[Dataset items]
====================
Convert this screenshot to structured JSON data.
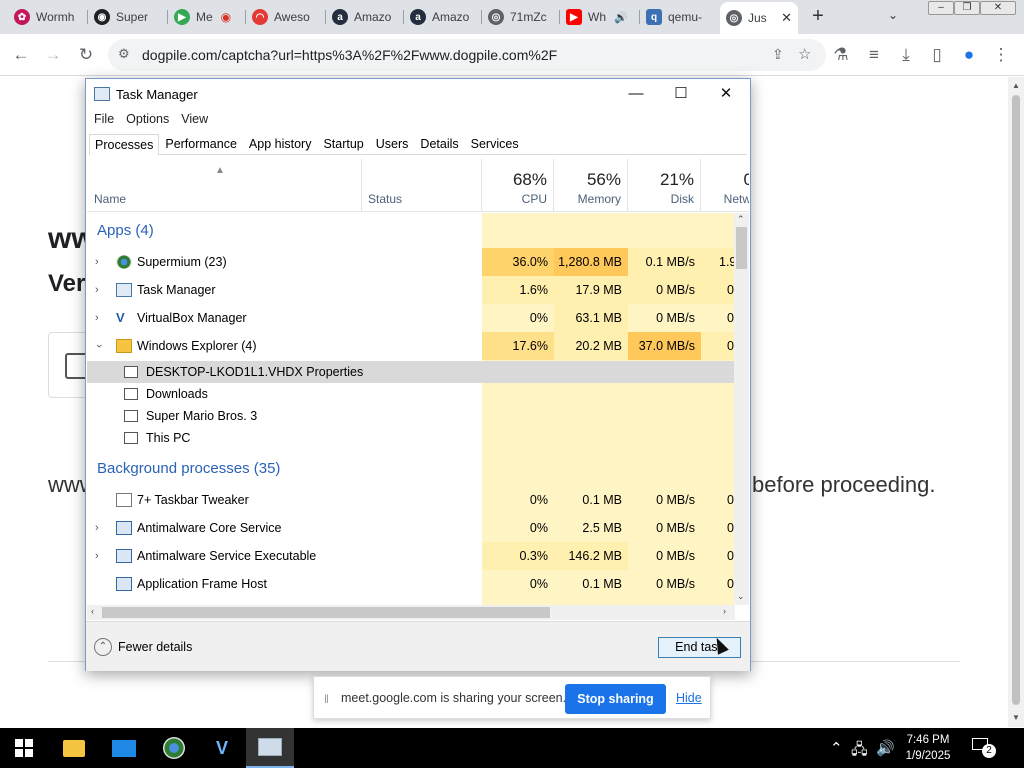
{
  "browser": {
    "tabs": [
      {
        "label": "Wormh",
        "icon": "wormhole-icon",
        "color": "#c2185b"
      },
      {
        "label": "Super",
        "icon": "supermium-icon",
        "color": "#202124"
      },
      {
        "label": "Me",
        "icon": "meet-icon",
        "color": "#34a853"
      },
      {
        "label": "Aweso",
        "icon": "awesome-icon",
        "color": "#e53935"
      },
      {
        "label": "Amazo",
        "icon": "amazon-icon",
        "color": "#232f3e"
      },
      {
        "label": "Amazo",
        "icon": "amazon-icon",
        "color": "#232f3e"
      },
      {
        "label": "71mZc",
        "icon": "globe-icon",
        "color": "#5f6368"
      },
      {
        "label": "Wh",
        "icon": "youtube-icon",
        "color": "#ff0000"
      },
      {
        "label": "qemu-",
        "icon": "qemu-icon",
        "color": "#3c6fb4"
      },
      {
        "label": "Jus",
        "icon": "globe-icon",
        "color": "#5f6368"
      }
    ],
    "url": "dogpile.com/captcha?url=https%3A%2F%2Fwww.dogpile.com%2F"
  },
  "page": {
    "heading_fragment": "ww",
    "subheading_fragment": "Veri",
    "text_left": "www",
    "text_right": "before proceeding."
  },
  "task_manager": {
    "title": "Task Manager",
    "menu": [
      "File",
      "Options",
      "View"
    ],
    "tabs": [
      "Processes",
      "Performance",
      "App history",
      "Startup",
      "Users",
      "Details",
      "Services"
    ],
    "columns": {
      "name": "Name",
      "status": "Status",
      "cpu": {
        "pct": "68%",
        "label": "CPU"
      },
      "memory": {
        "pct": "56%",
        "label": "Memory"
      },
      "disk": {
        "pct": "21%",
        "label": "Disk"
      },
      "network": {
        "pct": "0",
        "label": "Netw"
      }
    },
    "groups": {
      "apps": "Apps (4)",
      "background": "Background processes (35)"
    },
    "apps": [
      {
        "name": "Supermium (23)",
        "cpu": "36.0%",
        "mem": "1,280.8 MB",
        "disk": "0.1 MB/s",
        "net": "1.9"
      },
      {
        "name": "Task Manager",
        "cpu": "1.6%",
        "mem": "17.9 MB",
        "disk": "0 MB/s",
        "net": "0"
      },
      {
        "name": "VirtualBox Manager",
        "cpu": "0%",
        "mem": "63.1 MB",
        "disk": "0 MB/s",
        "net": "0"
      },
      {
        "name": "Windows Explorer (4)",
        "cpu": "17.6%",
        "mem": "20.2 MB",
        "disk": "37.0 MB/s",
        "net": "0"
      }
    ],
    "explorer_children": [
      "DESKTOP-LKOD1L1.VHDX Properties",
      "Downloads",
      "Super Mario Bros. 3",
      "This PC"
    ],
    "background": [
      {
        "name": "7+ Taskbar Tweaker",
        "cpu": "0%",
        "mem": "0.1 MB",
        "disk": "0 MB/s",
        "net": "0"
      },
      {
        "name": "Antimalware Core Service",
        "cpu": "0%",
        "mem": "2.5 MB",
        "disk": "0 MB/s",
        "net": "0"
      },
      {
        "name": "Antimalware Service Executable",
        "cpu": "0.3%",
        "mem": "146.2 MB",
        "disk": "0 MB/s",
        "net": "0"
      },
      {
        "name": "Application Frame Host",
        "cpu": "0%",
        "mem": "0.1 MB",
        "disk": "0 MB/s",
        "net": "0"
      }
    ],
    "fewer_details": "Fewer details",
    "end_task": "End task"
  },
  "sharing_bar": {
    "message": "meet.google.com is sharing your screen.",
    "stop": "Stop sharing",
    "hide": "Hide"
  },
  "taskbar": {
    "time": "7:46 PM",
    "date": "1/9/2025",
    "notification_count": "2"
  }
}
====================
WHAT IS ASKED:
The material above holds pictures; copy everything else in it exactly.

RESPONSE TO THIS TASK:
Convert this screenshot to structured JSON data.
{
  "browser": {
    "tabs": [
      {
        "label": "Wormh",
        "icon": "wormhole-icon",
        "color": "#c2185b"
      },
      {
        "label": "Super",
        "icon": "supermium-icon",
        "color": "#202124"
      },
      {
        "label": "Me",
        "icon": "meet-icon",
        "color": "#34a853"
      },
      {
        "label": "Aweso",
        "icon": "awesome-icon",
        "color": "#e53935"
      },
      {
        "label": "Amazo",
        "icon": "amazon-icon",
        "color": "#232f3e"
      },
      {
        "label": "Amazo",
        "icon": "amazon-icon",
        "color": "#232f3e"
      },
      {
        "label": "71mZc",
        "icon": "globe-icon",
        "color": "#5f6368"
      },
      {
        "label": "Wh",
        "icon": "youtube-icon",
        "color": "#ff0000"
      },
      {
        "label": "qemu-",
        "icon": "qemu-icon",
        "color": "#3c6fb4"
      },
      {
        "label": "Jus",
        "icon": "globe-icon",
        "color": "#5f6368"
      }
    ],
    "url": "dogpile.com/captcha?url=https%3A%2F%2Fwww.dogpile.com%2F"
  },
  "page": {
    "heading_fragment": "ww",
    "subheading_fragment": "Veri",
    "text_left": "www",
    "text_right": "before proceeding."
  },
  "task_manager": {
    "title": "Task Manager",
    "menu": [
      "File",
      "Options",
      "View"
    ],
    "tabs": [
      "Processes",
      "Performance",
      "App history",
      "Startup",
      "Users",
      "Details",
      "Services"
    ],
    "columns": {
      "name": "Name",
      "status": "Status",
      "cpu": {
        "pct": "68%",
        "label": "CPU"
      },
      "memory": {
        "pct": "56%",
        "label": "Memory"
      },
      "disk": {
        "pct": "21%",
        "label": "Disk"
      },
      "network": {
        "pct": "0",
        "label": "Netw"
      }
    },
    "groups": {
      "apps": "Apps (4)",
      "background": "Background processes (35)"
    },
    "apps": [
      {
        "name": "Supermium (23)",
        "cpu": "36.0%",
        "mem": "1,280.8 MB",
        "disk": "0.1 MB/s",
        "net": "1.9"
      },
      {
        "name": "Task Manager",
        "cpu": "1.6%",
        "mem": "17.9 MB",
        "disk": "0 MB/s",
        "net": "0"
      },
      {
        "name": "VirtualBox Manager",
        "cpu": "0%",
        "mem": "63.1 MB",
        "disk": "0 MB/s",
        "net": "0"
      },
      {
        "name": "Windows Explorer (4)",
        "cpu": "17.6%",
        "mem": "20.2 MB",
        "disk": "37.0 MB/s",
        "net": "0"
      }
    ],
    "explorer_children": [
      "DESKTOP-LKOD1L1.VHDX Properties",
      "Downloads",
      "Super Mario Bros. 3",
      "This PC"
    ],
    "background": [
      {
        "name": "7+ Taskbar Tweaker",
        "cpu": "0%",
        "mem": "0.1 MB",
        "disk": "0 MB/s",
        "net": "0"
      },
      {
        "name": "Antimalware Core Service",
        "cpu": "0%",
        "mem": "2.5 MB",
        "disk": "0 MB/s",
        "net": "0"
      },
      {
        "name": "Antimalware Service Executable",
        "cpu": "0.3%",
        "mem": "146.2 MB",
        "disk": "0 MB/s",
        "net": "0"
      },
      {
        "name": "Application Frame Host",
        "cpu": "0%",
        "mem": "0.1 MB",
        "disk": "0 MB/s",
        "net": "0"
      }
    ],
    "fewer_details": "Fewer details",
    "end_task": "End task"
  },
  "sharing_bar": {
    "message": "meet.google.com is sharing your screen.",
    "stop": "Stop sharing",
    "hide": "Hide"
  },
  "taskbar": {
    "time": "7:46 PM",
    "date": "1/9/2025",
    "notification_count": "2"
  }
}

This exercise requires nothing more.